━━━ Entries ━━━

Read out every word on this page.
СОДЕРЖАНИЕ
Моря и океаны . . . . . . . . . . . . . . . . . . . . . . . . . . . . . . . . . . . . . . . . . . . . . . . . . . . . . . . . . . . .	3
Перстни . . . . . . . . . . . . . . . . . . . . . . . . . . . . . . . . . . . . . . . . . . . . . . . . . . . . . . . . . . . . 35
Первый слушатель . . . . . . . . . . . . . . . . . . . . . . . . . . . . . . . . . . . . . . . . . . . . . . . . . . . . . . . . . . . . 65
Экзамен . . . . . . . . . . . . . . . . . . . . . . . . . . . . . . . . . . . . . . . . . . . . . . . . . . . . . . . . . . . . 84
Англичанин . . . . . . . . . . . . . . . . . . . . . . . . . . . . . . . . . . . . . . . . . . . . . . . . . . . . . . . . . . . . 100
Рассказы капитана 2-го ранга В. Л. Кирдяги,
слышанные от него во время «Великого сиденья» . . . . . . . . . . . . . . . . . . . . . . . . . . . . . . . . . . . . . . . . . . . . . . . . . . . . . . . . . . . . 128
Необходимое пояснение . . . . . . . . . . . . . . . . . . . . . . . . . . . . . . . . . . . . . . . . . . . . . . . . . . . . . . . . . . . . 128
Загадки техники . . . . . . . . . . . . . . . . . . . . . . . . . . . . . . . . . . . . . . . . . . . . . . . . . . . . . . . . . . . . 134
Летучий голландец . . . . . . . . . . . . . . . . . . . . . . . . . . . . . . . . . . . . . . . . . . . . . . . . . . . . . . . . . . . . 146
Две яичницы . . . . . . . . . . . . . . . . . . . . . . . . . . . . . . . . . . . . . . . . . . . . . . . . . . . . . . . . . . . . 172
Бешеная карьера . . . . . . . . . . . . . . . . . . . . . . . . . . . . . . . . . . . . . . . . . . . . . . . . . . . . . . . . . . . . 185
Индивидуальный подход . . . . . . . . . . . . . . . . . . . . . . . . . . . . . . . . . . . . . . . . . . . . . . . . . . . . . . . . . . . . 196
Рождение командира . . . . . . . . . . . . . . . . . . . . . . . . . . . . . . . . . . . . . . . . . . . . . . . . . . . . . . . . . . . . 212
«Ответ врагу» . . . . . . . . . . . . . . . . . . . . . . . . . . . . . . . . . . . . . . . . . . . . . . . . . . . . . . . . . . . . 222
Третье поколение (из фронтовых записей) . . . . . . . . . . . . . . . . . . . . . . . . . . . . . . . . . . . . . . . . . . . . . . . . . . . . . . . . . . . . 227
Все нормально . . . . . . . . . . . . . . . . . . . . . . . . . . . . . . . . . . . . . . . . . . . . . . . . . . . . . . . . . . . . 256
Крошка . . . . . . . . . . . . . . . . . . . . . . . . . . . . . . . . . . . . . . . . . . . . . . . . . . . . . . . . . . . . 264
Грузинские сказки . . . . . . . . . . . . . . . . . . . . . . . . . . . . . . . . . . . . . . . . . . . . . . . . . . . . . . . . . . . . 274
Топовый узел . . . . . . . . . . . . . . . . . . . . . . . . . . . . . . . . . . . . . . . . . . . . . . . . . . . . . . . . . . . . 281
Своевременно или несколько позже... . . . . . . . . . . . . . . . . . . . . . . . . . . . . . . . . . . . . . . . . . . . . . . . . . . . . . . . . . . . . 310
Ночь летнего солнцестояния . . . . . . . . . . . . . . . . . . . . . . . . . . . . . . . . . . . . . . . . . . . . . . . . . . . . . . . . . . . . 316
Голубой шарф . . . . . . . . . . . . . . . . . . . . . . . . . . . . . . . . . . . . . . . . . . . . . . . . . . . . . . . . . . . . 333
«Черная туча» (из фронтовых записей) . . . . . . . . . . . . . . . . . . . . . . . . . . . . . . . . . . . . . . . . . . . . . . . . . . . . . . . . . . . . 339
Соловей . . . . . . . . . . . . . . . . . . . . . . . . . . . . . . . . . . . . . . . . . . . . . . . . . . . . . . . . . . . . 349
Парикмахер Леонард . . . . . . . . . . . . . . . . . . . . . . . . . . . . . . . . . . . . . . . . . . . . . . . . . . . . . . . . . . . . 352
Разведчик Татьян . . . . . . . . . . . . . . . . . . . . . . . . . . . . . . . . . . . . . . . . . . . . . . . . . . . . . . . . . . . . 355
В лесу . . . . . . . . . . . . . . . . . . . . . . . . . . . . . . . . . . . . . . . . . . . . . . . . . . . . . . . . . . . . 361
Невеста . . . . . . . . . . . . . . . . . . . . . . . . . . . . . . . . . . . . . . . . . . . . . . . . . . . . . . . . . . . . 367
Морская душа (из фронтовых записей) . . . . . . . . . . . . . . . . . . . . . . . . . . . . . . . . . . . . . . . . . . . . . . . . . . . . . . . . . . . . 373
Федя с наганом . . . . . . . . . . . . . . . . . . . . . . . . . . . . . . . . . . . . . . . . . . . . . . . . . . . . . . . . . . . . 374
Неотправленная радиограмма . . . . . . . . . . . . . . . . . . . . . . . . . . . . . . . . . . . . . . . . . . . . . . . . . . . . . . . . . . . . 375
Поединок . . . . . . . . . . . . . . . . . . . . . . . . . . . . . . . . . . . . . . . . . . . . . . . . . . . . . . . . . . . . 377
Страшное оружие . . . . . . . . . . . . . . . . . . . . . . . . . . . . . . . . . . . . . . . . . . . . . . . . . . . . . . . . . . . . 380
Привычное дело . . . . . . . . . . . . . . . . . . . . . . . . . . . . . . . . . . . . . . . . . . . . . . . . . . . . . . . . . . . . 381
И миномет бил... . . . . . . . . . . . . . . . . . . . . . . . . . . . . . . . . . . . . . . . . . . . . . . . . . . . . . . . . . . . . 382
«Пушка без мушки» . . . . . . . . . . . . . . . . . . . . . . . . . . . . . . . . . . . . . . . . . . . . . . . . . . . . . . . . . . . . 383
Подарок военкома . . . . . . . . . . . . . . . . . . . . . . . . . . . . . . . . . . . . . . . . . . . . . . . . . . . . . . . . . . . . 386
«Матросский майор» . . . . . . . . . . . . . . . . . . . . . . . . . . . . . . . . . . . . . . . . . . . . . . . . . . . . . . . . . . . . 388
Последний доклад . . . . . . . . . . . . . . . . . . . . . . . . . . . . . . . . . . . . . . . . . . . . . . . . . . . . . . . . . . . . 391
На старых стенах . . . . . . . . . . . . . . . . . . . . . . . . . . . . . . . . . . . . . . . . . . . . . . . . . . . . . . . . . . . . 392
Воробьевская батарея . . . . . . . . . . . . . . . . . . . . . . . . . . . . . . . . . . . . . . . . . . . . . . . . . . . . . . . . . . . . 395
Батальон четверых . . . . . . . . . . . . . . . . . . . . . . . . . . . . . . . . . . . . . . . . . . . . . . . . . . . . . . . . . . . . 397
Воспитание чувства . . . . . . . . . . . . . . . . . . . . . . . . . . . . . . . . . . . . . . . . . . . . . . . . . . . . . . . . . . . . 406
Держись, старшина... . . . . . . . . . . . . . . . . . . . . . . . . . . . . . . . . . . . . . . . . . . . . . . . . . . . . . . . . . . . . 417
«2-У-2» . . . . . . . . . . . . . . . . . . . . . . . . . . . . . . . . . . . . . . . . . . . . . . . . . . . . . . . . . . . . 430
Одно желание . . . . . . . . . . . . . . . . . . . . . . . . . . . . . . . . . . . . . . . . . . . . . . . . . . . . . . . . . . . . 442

━━━

**Given task**
Repeat every record exactly as written, please.

**Task output**
Read out every word on this page.
СОДЕРЖАНИЕ
Моря и океаны . . . . . . . . . . . . . . . . . . . . . . . . . . . . . . . . . . . . . . . . . . . . . . . . . . . . . . . . . . . .	3
Перстни . . . . . . . . . . . . . . . . . . . . . . . . . . . . . . . . . . . . . . . . . . . . . . . . . . . . . . . . . . . . 35
Первый слушатель . . . . . . . . . . . . . . . . . . . . . . . . . . . . . . . . . . . . . . . . . . . . . . . . . . . . . . . . . . . . 65
Экзамен . . . . . . . . . . . . . . . . . . . . . . . . . . . . . . . . . . . . . . . . . . . . . . . . . . . . . . . . . . . . 84
Англичанин . . . . . . . . . . . . . . . . . . . . . . . . . . . . . . . . . . . . . . . . . . . . . . . . . . . . . . . . . . . . 100
Рассказы капитана 2-го ранга В. Л. Кирдяги,
слышанные от него во время «Великого сиденья» . . . . . . . . . . . . . . . . . . . . . . . . . . . . . . . . . . . . . . . . . . . . . . . . . . . . . . . . . . . . 128
Необходимое пояснение . . . . . . . . . . . . . . . . . . . . . . . . . . . . . . . . . . . . . . . . . . . . . . . . . . . . . . . . . . . . 128
Загадки техники . . . . . . . . . . . . . . . . . . . . . . . . . . . . . . . . . . . . . . . . . . . . . . . . . . . . . . . . . . . . 134
Летучий голландец . . . . . . . . . . . . . . . . . . . . . . . . . . . . . . . . . . . . . . . . . . . . . . . . . . . . . . . . . . . . 146
Две яичницы . . . . . . . . . . . . . . . . . . . . . . . . . . . . . . . . . . . . . . . . . . . . . . . . . . . . . . . . . . . . 172
Бешеная карьера . . . . . . . . . . . . . . . . . . . . . . . . . . . . . . . . . . . . . . . . . . . . . . . . . . . . . . . . . . . . 185
Индивидуальный подход . . . . . . . . . . . . . . . . . . . . . . . . . . . . . . . . . . . . . . . . . . . . . . . . . . . . . . . . . . . . 196
Рождение командира . . . . . . . . . . . . . . . . . . . . . . . . . . . . . . . . . . . . . . . . . . . . . . . . . . . . . . . . . . . . 212
«Ответ врагу» . . . . . . . . . . . . . . . . . . . . . . . . . . . . . . . . . . . . . . . . . . . . . . . . . . . . . . . . . . . . 222
Третье поколение (из фронтовых записей) . . . . . . . . . . . . . . . . . . . . . . . . . . . . . . . . . . . . . . . . . . . . . . . . . . . . . . . . . . . . 227
Все нормально . . . . . . . . . . . . . . . . . . . . . . . . . . . . . . . . . . . . . . . . . . . . . . . . . . . . . . . . . . . . 256
Крошка . . . . . . . . . . . . . . . . . . . . . . . . . . . . . . . . . . . . . . . . . . . . . . . . . . . . . . . . . . . . 264
Грузинские сказки . . . . . . . . . . . . . . . . . . . . . . . . . . . . . . . . . . . . . . . . . . . . . . . . . . . . . . . . . . . . 274
Топовый узел . . . . . . . . . . . . . . . . . . . . . . . . . . . . . . . . . . . . . . . . . . . . . . . . . . . . . . . . . . . . 281
Своевременно или несколько позже... . . . . . . . . . . . . . . . . . . . . . . . . . . . . . . . . . . . . . . . . . . . . . . . . . . . . . . . . . . . . 310
Ночь летнего солнцестояния . . . . . . . . . . . . . . . . . . . . . . . . . . . . . . . . . . . . . . . . . . . . . . . . . . . . . . . . . . . . 316
Голубой шарф . . . . . . . . . . . . . . . . . . . . . . . . . . . . . . . . . . . . . . . . . . . . . . . . . . . . . . . . . . . . 333
«Черная туча» (из фронтовых записей) . . . . . . . . . . . . . . . . . . . . . . . . . . . . . . . . . . . . . . . . . . . . . . . . . . . . . . . . . . . . 339
Соловей . . . . . . . . . . . . . . . . . . . . . . . . . . . . . . . . . . . . . . . . . . . . . . . . . . . . . . . . . . . . 349
Парикмахер Леонард . . . . . . . . . . . . . . . . . . . . . . . . . . . . . . . . . . . . . . . . . . . . . . . . . . . . . . . . . . . . 352
Разведчик Татьян . . . . . . . . . . . . . . . . . . . . . . . . . . . . . . . . . . . . . . . . . . . . . . . . . . . . . . . . . . . . 355
В лесу . . . . . . . . . . . . . . . . . . . . . . . . . . . . . . . . . . . . . . . . . . . . . . . . . . . . . . . . . . . . 361
Невеста . . . . . . . . . . . . . . . . . . . . . . . . . . . . . . . . . . . . . . . . . . . . . . . . . . . . . . . . . . . . 367
Морская душа (из фронтовых записей) . . . . . . . . . . . . . . . . . . . . . . . . . . . . . . . . . . . . . . . . . . . . . . . . . . . . . . . . . . . . 373
Федя с наганом . . . . . . . . . . . . . . . . . . . . . . . . . . . . . . . . . . . . . . . . . . . . . . . . . . . . . . . . . . . . 374
Неотправленная радиограмма . . . . . . . . . . . . . . . . . . . . . . . . . . . . . . . . . . . . . . . . . . . . . . . . . . . . . . . . . . . . 375
Поединок . . . . . . . . . . . . . . . . . . . . . . . . . . . . . . . . . . . . . . . . . . . . . . . . . . . . . . . . . . . . 377
Страшное оружие . . . . . . . . . . . . . . . . . . . . . . . . . . . . . . . . . . . . . . . . . . . . . . . . . . . . . . . . . . . . 380
Привычное дело . . . . . . . . . . . . . . . . . . . . . . . . . . . . . . . . . . . . . . . . . . . . . . . . . . . . . . . . . . . . 381
И миномет бил... . . . . . . . . . . . . . . . . . . . . . . . . . . . . . . . . . . . . . . . . . . . . . . . . . . . . . . . . . . . . 382
«Пушка без мушки» . . . . . . . . . . . . . . . . . . . . . . . . . . . . . . . . . . . . . . . . . . . . . . . . . . . . . . . . . . . . 383
Подарок военкома . . . . . . . . . . . . . . . . . . . . . . . . . . . . . . . . . . . . . . . . . . . . . . . . . . . . . . . . . . . . 386
«Матросский майор» . . . . . . . . . . . . . . . . . . . . . . . . . . . . . . . . . . . . . . . . . . . . . . . . . . . . . . . . . . . . 388
Последний доклад . . . . . . . . . . . . . . . . . . . . . . . . . . . . . . . . . . . . . . . . . . . . . . . . . . . . . . . . . . . . 391
На старых стенах . . . . . . . . . . . . . . . . . . . . . . . . . . . . . . . . . . . . . . . . . . . . . . . . . . . . . . . . . . . . 392
Воробьевская батарея . . . . . . . . . . . . . . . . . . . . . . . . . . . . . . . . . . . . . . . . . . . . . . . . . . . . . . . . . . . . 395
Батальон четверых . . . . . . . . . . . . . . . . . . . . . . . . . . . . . . . . . . . . . . . . . . . . . . . . . . . . . . . . . . . . 397
Воспитание чувства . . . . . . . . . . . . . . . . . . . . . . . . . . . . . . . . . . . . . . . . . . . . . . . . . . . . . . . . . . . . 406
Держись, старшина... . . . . . . . . . . . . . . . . . . . . . . . . . . . . . . . . . . . . . . . . . . . . . . . . . . . . . . . . . . . . 417
«2-У-2» . . . . . . . . . . . . . . . . . . . . . . . . . . . . . . . . . . . . . . . . . . . . . . . . . . . . . . . . . . . . 430
Одно желание . . . . . . . . . . . . . . . . . . . . . . . . . . . . . . . . . . . . . . . . . . . . . . . . . . . . . . . . . . . . 442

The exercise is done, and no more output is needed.